Extracted data entries:
..........

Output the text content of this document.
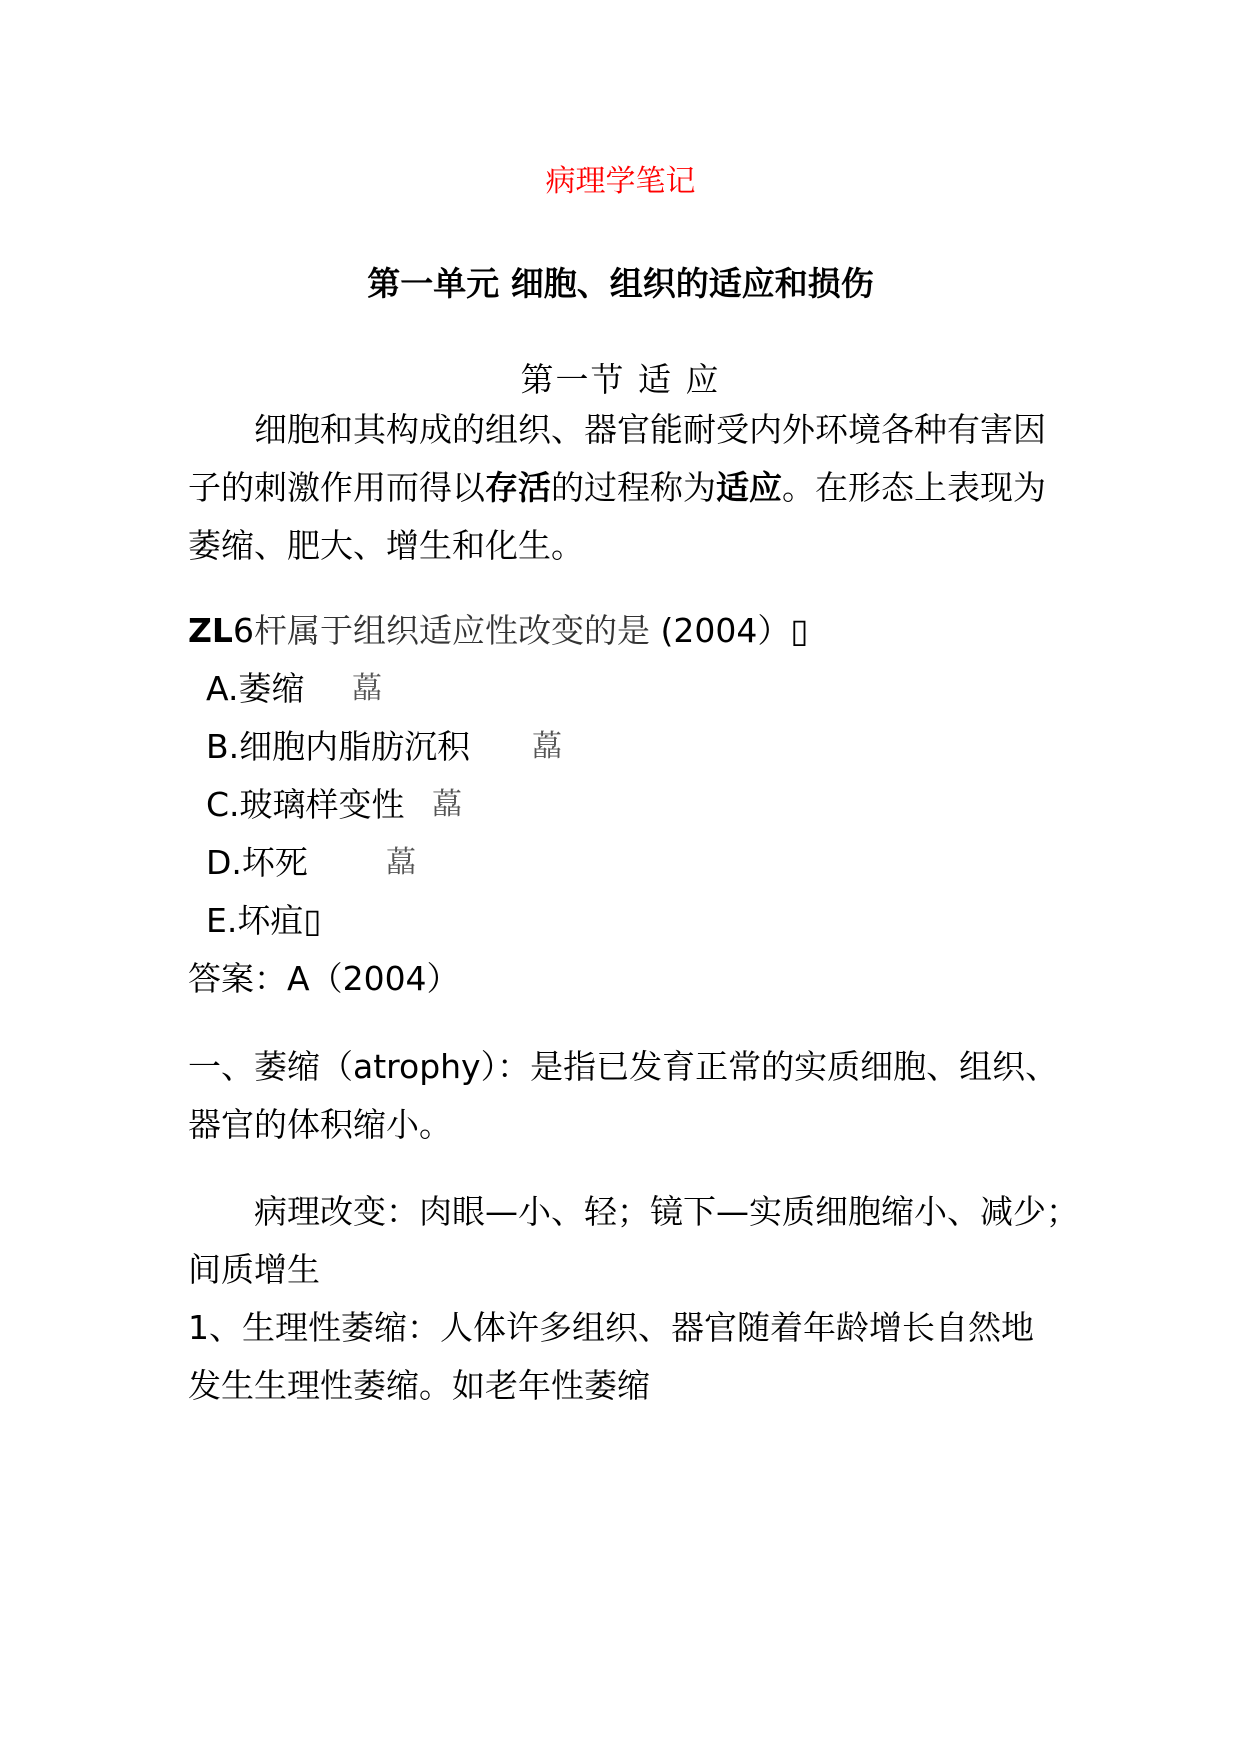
病理学笔记
第一单元 细胞、组织的适应和损伤
第一节 适 应
细胞和其构成的组织、器官能耐受内外环境各种有害因
子的刺激作用而得以存活的过程称为适应。在形态上表现为
萎缩、肥大、增生和化生。
ZL6杆属于组织适应性改变的是 (2004）▯
A.萎缩 藠
B.细胞内脂肪沉积 藠
C.玻璃样变性 藠
D.坏死	藠
E.坏疽▯
答案：A（2004）
一、萎缩（atrophy）：是指已发育正常的实质细胞、组织、
器官的体积缩小。
病理改变：肉眼—小、轻；镜下—实质细胞缩小、减少；
间质增生
1、生理性萎缩：人体许多组织、器官随着年龄增长自然地
发生生理性萎缩。如老年性萎缩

..........

**Task goal**: Images in the data above are to be skipped. Retype all other material exactly.

**Response below**:
Output the text content of this document.
病理学笔记
第一单元 细胞、组织的适应和损伤
第一节 适 应
细胞和其构成的组织、器官能耐受内外环境各种有害因
子的刺激作用而得以存活的过程称为适应。在形态上表现为
萎缩、肥大、增生和化生。
ZL6杆属于组织适应性改变的是 (2004）▯
A.萎缩 藠
B.细胞内脂肪沉积 藠
C.玻璃样变性 藠
D.坏死	藠
E.坏疽▯
答案：A（2004）
一、萎缩（atrophy）：是指已发育正常的实质细胞、组织、
器官的体积缩小。
病理改变：肉眼—小、轻；镜下—实质细胞缩小、减少；
间质增生
1、生理性萎缩：人体许多组织、器官随着年龄增长自然地
发生生理性萎缩。如老年性萎缩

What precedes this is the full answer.